## AVAILABLE DATA
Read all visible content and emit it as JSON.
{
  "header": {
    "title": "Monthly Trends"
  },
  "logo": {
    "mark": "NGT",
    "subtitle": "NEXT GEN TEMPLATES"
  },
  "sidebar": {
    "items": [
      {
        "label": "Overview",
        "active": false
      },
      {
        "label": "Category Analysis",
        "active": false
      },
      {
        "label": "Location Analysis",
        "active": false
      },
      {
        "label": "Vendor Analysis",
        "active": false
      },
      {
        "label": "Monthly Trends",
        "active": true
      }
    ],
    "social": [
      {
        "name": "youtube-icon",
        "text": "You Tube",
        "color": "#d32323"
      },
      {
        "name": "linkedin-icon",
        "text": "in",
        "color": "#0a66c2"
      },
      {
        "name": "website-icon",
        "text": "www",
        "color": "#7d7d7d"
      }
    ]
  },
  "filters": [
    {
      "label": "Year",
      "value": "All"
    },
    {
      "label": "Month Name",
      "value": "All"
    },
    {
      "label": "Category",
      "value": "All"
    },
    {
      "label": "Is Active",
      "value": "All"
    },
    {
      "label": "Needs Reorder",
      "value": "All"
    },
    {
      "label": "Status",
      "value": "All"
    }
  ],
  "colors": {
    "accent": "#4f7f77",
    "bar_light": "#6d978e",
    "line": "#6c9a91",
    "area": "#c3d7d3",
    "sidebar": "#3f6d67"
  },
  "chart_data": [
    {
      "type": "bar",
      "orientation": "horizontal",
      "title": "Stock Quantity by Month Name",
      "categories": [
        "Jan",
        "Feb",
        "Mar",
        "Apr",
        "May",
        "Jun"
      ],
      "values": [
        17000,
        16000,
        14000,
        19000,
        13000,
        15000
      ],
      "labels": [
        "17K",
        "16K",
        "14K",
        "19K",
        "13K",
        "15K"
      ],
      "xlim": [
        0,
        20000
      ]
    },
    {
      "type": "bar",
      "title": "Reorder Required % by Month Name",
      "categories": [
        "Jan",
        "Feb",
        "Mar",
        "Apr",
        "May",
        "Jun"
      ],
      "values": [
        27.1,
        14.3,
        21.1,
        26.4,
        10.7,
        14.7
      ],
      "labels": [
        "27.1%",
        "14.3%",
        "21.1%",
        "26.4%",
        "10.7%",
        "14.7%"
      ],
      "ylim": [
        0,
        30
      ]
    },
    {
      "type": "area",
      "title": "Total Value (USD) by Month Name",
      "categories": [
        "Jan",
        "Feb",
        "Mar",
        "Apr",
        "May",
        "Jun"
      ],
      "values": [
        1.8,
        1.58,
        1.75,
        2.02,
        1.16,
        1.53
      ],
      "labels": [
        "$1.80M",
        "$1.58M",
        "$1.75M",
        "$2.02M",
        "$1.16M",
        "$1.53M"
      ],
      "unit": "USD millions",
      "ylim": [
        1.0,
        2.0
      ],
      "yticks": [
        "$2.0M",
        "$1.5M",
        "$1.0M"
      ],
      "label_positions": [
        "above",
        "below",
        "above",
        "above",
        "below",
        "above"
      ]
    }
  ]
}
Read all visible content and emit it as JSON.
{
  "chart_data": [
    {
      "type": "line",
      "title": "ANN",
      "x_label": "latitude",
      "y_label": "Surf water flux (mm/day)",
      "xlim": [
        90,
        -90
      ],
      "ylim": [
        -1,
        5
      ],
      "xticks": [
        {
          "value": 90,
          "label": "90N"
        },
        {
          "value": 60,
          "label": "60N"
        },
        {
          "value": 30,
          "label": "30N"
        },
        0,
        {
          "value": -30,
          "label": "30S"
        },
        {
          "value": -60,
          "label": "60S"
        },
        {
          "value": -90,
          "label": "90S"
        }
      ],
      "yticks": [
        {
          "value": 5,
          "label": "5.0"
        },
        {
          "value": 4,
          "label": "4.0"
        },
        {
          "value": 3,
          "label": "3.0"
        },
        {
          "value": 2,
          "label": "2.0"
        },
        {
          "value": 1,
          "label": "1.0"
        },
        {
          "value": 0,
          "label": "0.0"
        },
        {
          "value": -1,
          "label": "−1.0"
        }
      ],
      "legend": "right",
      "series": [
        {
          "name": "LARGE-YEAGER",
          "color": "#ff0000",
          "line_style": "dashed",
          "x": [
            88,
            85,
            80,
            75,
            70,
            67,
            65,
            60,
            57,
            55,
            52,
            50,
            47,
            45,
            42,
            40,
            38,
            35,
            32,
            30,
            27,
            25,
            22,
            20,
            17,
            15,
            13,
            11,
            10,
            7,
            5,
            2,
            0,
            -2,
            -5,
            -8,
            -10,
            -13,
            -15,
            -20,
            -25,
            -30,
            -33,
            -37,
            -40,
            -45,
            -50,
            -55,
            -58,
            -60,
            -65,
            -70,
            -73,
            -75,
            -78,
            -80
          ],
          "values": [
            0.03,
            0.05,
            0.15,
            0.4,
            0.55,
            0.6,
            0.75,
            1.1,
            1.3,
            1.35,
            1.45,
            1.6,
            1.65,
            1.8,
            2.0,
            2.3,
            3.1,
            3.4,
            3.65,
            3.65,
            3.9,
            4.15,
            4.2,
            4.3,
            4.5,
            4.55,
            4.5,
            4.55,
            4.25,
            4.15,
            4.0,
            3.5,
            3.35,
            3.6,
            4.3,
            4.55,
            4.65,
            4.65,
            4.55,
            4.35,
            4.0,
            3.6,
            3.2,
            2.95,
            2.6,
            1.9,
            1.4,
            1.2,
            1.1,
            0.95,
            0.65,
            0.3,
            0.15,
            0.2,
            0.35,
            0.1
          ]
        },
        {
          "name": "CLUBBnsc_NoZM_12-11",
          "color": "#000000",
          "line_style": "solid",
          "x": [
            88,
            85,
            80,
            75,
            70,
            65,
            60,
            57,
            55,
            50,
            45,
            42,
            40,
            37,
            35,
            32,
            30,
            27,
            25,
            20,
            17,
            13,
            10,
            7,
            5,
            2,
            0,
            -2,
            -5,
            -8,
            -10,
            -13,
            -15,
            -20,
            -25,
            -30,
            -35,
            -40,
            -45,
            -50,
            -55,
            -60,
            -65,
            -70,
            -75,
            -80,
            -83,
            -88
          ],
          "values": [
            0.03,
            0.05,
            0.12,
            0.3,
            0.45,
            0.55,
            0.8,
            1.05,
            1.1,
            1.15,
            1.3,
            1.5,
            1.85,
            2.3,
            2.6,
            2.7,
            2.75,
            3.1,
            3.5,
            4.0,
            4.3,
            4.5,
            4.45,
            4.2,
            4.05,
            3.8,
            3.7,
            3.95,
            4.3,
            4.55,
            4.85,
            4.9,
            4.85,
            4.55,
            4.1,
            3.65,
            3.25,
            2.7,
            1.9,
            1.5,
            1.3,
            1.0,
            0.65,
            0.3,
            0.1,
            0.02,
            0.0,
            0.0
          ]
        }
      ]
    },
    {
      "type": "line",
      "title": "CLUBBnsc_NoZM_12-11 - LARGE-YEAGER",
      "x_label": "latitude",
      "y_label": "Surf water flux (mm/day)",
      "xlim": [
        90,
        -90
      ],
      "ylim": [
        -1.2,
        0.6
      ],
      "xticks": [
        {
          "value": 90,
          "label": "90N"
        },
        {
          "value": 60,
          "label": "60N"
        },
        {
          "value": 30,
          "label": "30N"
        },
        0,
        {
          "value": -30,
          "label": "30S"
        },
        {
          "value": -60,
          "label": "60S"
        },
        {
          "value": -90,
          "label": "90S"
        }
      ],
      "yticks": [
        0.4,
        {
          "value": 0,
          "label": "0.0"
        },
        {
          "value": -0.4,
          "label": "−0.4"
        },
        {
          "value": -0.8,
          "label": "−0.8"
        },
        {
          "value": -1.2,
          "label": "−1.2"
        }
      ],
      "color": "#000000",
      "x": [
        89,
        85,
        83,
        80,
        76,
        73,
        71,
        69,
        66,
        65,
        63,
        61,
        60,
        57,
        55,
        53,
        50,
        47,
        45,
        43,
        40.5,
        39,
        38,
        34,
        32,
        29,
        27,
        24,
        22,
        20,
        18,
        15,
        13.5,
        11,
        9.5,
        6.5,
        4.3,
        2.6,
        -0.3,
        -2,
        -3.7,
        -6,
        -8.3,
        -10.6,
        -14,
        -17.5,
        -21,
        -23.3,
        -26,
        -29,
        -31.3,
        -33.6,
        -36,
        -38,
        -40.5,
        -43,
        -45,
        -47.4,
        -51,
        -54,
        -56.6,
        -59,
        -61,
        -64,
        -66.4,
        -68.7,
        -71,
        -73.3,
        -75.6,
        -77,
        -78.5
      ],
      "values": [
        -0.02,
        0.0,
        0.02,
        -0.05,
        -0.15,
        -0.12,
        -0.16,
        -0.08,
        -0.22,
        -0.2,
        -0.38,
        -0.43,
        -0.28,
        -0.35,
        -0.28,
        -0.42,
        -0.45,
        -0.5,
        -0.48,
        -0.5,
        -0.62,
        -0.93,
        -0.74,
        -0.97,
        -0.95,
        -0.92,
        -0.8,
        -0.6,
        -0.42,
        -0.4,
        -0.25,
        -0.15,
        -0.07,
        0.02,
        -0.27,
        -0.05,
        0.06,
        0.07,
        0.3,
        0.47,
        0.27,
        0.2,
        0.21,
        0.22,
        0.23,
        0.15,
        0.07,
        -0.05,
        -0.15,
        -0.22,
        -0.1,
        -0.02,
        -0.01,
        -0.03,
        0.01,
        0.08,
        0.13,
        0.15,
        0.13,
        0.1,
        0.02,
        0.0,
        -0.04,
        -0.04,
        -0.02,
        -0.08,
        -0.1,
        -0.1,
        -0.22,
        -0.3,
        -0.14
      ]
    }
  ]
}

## TASK PROMPT
Count every line above that holds the string "Category" and give the total, nothing more.

## TASK SOLUTION
2